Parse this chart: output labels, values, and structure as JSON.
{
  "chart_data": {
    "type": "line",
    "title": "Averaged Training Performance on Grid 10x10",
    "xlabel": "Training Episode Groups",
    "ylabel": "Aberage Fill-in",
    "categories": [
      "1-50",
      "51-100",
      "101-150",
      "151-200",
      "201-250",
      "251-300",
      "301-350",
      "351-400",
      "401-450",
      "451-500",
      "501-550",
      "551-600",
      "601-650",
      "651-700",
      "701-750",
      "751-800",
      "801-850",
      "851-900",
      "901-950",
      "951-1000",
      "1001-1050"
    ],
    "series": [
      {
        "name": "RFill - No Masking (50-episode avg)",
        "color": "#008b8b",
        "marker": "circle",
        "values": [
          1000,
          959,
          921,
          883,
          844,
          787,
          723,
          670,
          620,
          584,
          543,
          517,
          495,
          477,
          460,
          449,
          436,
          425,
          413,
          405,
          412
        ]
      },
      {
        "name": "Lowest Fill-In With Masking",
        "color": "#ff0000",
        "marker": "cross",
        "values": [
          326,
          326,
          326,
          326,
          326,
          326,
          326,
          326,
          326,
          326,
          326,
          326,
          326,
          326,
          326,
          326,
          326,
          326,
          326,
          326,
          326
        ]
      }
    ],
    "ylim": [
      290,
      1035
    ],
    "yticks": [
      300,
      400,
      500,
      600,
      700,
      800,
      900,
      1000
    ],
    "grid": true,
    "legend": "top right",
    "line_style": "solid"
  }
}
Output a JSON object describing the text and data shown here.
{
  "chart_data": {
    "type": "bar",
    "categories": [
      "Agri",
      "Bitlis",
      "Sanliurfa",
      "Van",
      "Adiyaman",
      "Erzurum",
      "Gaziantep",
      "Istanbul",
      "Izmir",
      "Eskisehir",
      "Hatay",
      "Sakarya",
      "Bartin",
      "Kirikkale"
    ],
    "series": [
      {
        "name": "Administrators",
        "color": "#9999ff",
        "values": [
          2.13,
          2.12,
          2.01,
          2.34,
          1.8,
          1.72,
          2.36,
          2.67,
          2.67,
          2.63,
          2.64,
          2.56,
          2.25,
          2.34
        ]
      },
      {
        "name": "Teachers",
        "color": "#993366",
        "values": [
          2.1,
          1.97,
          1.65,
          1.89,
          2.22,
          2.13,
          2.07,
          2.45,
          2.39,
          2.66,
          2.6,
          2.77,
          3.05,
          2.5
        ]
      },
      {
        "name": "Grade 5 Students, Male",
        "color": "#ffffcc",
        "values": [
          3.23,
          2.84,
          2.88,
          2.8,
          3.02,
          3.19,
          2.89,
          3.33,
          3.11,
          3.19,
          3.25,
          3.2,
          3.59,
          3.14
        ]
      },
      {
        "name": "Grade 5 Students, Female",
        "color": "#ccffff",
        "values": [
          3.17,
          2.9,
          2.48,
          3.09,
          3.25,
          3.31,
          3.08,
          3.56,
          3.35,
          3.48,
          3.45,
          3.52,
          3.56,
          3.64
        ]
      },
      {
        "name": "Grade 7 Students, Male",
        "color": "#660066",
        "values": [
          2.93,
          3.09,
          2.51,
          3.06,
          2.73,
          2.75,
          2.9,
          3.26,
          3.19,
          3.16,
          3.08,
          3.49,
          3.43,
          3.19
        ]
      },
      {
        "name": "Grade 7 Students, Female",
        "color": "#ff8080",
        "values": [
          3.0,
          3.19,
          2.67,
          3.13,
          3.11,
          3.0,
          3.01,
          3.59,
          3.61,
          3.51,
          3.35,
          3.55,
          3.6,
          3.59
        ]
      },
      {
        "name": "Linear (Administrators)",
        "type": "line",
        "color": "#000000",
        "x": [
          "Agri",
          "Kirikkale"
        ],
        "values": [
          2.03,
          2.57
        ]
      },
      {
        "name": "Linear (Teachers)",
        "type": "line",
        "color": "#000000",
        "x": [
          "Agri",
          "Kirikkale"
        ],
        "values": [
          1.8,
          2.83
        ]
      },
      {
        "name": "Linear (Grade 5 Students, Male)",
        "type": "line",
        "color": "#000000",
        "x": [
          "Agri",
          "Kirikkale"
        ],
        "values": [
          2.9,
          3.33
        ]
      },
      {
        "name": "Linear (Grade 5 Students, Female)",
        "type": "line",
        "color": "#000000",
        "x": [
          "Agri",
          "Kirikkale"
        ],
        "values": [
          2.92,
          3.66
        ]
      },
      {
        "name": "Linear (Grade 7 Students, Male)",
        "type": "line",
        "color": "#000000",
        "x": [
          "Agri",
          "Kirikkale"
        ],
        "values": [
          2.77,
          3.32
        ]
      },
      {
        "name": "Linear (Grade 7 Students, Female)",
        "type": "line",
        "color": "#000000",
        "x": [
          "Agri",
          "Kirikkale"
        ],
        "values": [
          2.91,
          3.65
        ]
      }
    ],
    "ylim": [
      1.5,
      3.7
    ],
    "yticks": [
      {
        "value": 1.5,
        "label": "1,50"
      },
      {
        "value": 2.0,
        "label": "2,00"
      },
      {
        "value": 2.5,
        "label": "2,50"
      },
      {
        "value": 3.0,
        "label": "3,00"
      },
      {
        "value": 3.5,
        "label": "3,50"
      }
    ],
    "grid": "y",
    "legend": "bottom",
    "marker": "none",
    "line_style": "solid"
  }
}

───

▶ STATED PROBLEM: Write out every record shown above, word for word.

▶ FINAL RESULT:
Parse this chart: output labels, values, and structure as JSON.
{
  "chart_data": {
    "type": "line",
    "title": "Averaged Training Performance on Grid 10x10",
    "xlabel": "Training Episode Groups",
    "ylabel": "Aberage Fill-in",
    "categories": [
      "1-50",
      "51-100",
      "101-150",
      "151-200",
      "201-250",
      "251-300",
      "301-350",
      "351-400",
      "401-450",
      "451-500",
      "501-550",
      "551-600",
      "601-650",
      "651-700",
      "701-750",
      "751-800",
      "801-850",
      "851-900",
      "901-950",
      "951-1000",
      "1001-1050"
    ],
    "series": [
      {
        "name": "RFill - No Masking (50-episode avg)",
        "color": "#008b8b",
        "marker": "circle",
        "values": [
          1000,
          959,
          921,
          883,
          844,
          787,
          723,
          670,
          620,
          584,
          543,
          517,
          495,
          477,
          460,
          449,
          436,
          425,
          413,
          405,
          412
        ]
      },
      {
        "name": "Lowest Fill-In With Masking",
        "color": "#ff0000",
        "marker": "cross",
        "values": [
          326,
          326,
          326,
          326,
          326,
          326,
          326,
          326,
          326,
          326,
          326,
          326,
          326,
          326,
          326,
          326,
          326,
          326,
          326,
          326,
          326
        ]
      }
    ],
    "ylim": [
      290,
      1035
    ],
    "yticks": [
      300,
      400,
      500,
      600,
      700,
      800,
      900,
      1000
    ],
    "grid": true,
    "legend": "top right",
    "line_style": "solid"
  }
}
Output a JSON object describing the text and data shown here.
{
  "chart_data": {
    "type": "bar",
    "categories": [
      "Agri",
      "Bitlis",
      "Sanliurfa",
      "Van",
      "Adiyaman",
      "Erzurum",
      "Gaziantep",
      "Istanbul",
      "Izmir",
      "Eskisehir",
      "Hatay",
      "Sakarya",
      "Bartin",
      "Kirikkale"
    ],
    "series": [
      {
        "name": "Administrators",
        "color": "#9999ff",
        "values": [
          2.13,
          2.12,
          2.01,
          2.34,
          1.8,
          1.72,
          2.36,
          2.67,
          2.67,
          2.63,
          2.64,
          2.56,
          2.25,
          2.34
        ]
      },
      {
        "name": "Teachers",
        "color": "#993366",
        "values": [
          2.1,
          1.97,
          1.65,
          1.89,
          2.22,
          2.13,
          2.07,
          2.45,
          2.39,
          2.66,
          2.6,
          2.77,
          3.05,
          2.5
        ]
      },
      {
        "name": "Grade 5 Students, Male",
        "color": "#ffffcc",
        "values": [
          3.23,
          2.84,
          2.88,
          2.8,
          3.02,
          3.19,
          2.89,
          3.33,
          3.11,
          3.19,
          3.25,
          3.2,
          3.59,
          3.14
        ]
      },
      {
        "name": "Grade 5 Students, Female",
        "color": "#ccffff",
        "values": [
          3.17,
          2.9,
          2.48,
          3.09,
          3.25,
          3.31,
          3.08,
          3.56,
          3.35,
          3.48,
          3.45,
          3.52,
          3.56,
          3.64
        ]
      },
      {
        "name": "Grade 7 Students, Male",
        "color": "#660066",
        "values": [
          2.93,
          3.09,
          2.51,
          3.06,
          2.73,
          2.75,
          2.9,
          3.26,
          3.19,
          3.16,
          3.08,
          3.49,
          3.43,
          3.19
        ]
      },
      {
        "name": "Grade 7 Students, Female",
        "color": "#ff8080",
        "values": [
          3.0,
          3.19,
          2.67,
          3.13,
          3.11,
          3.0,
          3.01,
          3.59,
          3.61,
          3.51,
          3.35,
          3.55,
          3.6,
          3.59
        ]
      },
      {
        "name": "Linear (Administrators)",
        "type": "line",
        "color": "#000000",
        "x": [
          "Agri",
          "Kirikkale"
        ],
        "values": [
          2.03,
          2.57
        ]
      },
      {
        "name": "Linear (Teachers)",
        "type": "line",
        "color": "#000000",
        "x": [
          "Agri",
          "Kirikkale"
        ],
        "values": [
          1.8,
          2.83
        ]
      },
      {
        "name": "Linear (Grade 5 Students, Male)",
        "type": "line",
        "color": "#000000",
        "x": [
          "Agri",
          "Kirikkale"
        ],
        "values": [
          2.9,
          3.33
        ]
      },
      {
        "name": "Linear (Grade 5 Students, Female)",
        "type": "line",
        "color": "#000000",
        "x": [
          "Agri",
          "Kirikkale"
        ],
        "values": [
          2.92,
          3.66
        ]
      },
      {
        "name": "Linear (Grade 7 Students, Male)",
        "type": "line",
        "color": "#000000",
        "x": [
          "Agri",
          "Kirikkale"
        ],
        "values": [
          2.77,
          3.32
        ]
      },
      {
        "name": "Linear (Grade 7 Students, Female)",
        "type": "line",
        "color": "#000000",
        "x": [
          "Agri",
          "Kirikkale"
        ],
        "values": [
          2.91,
          3.65
        ]
      }
    ],
    "ylim": [
      1.5,
      3.7
    ],
    "yticks": [
      {
        "value": 1.5,
        "label": "1,50"
      },
      {
        "value": 2.0,
        "label": "2,00"
      },
      {
        "value": 2.5,
        "label": "2,50"
      },
      {
        "value": 3.0,
        "label": "3,00"
      },
      {
        "value": 3.5,
        "label": "3,50"
      }
    ],
    "grid": "y",
    "legend": "bottom",
    "marker": "none",
    "line_style": "solid"
  }
}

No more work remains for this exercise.